• [Task]: Pull each line holding "Eestis" out of the entries below.

Figure record extracts:
================

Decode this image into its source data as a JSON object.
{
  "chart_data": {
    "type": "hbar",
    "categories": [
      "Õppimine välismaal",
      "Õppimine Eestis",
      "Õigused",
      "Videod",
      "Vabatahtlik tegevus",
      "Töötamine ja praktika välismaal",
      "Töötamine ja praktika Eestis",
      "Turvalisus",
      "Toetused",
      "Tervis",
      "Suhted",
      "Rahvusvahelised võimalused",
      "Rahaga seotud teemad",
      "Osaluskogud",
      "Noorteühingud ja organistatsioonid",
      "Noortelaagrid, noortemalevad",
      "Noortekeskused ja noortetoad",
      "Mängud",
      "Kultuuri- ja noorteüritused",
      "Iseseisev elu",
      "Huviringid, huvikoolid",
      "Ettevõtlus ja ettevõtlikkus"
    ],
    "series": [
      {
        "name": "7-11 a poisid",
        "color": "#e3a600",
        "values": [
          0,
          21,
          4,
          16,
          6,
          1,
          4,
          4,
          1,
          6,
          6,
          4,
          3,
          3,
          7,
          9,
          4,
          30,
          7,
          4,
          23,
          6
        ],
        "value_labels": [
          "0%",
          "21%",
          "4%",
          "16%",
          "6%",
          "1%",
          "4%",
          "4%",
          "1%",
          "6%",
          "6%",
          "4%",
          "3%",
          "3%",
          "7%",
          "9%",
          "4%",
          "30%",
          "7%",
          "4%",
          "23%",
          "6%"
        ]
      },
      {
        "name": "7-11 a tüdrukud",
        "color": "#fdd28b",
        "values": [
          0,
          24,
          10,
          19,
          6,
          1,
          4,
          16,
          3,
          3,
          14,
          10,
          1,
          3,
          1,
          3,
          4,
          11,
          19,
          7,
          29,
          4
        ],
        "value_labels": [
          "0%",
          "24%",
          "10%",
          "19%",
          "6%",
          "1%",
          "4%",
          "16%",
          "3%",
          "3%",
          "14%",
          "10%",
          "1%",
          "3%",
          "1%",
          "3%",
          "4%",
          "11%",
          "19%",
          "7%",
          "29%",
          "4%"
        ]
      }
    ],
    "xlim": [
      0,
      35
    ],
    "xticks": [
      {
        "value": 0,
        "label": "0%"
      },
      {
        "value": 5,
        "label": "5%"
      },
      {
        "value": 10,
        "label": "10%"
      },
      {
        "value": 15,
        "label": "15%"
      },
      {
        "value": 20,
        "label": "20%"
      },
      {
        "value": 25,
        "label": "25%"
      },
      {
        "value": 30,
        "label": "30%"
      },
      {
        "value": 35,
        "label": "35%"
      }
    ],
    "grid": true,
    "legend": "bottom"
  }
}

================

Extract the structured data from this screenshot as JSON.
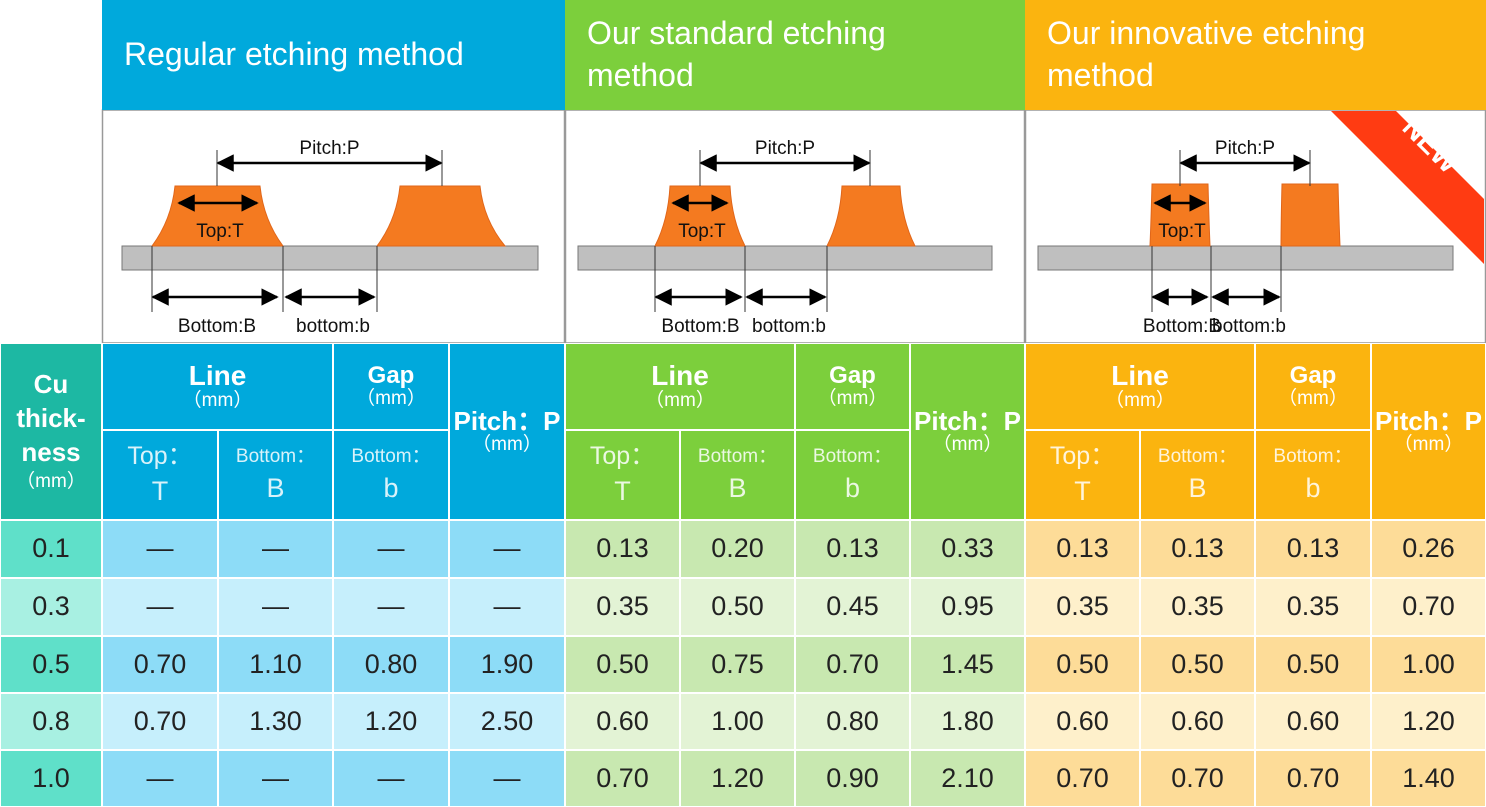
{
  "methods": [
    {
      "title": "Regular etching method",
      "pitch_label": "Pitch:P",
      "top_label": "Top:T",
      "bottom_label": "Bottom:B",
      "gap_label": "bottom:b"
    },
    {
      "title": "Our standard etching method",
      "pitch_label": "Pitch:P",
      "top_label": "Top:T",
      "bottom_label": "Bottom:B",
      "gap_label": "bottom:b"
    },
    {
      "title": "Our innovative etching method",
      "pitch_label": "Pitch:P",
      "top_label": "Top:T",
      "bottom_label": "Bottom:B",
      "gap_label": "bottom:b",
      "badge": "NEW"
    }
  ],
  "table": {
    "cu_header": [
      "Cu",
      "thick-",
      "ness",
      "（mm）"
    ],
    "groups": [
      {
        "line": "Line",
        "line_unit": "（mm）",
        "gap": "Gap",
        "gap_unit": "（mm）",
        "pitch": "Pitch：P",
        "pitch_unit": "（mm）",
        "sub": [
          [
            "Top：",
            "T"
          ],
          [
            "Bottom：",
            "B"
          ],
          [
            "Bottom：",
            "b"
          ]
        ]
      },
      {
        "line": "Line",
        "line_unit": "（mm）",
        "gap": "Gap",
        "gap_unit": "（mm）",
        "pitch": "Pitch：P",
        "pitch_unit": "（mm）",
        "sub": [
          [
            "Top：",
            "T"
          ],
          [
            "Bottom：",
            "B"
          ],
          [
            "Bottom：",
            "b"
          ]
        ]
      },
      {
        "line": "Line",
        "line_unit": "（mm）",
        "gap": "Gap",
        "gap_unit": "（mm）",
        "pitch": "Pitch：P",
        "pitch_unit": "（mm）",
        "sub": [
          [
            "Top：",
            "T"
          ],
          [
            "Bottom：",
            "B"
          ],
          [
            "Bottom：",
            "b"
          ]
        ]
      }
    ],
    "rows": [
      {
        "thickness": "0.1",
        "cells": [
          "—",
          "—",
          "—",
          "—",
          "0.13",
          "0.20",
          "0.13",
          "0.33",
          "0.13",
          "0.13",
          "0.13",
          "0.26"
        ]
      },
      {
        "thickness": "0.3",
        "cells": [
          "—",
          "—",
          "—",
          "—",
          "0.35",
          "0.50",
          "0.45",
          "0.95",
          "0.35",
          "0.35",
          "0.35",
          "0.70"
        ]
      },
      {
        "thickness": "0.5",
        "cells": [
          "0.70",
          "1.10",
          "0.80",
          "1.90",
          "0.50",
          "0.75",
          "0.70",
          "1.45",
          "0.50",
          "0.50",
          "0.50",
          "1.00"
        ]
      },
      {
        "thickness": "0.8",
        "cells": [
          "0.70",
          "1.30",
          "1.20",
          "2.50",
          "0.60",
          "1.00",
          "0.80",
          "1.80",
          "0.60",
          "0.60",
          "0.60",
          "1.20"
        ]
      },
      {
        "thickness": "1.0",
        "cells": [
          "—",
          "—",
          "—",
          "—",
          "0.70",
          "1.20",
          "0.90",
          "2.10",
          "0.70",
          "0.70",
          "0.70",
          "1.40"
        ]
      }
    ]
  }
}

================

• [Complete response]:
      "Õppimine Eestis",
      "Töötamine ja praktika Eestis",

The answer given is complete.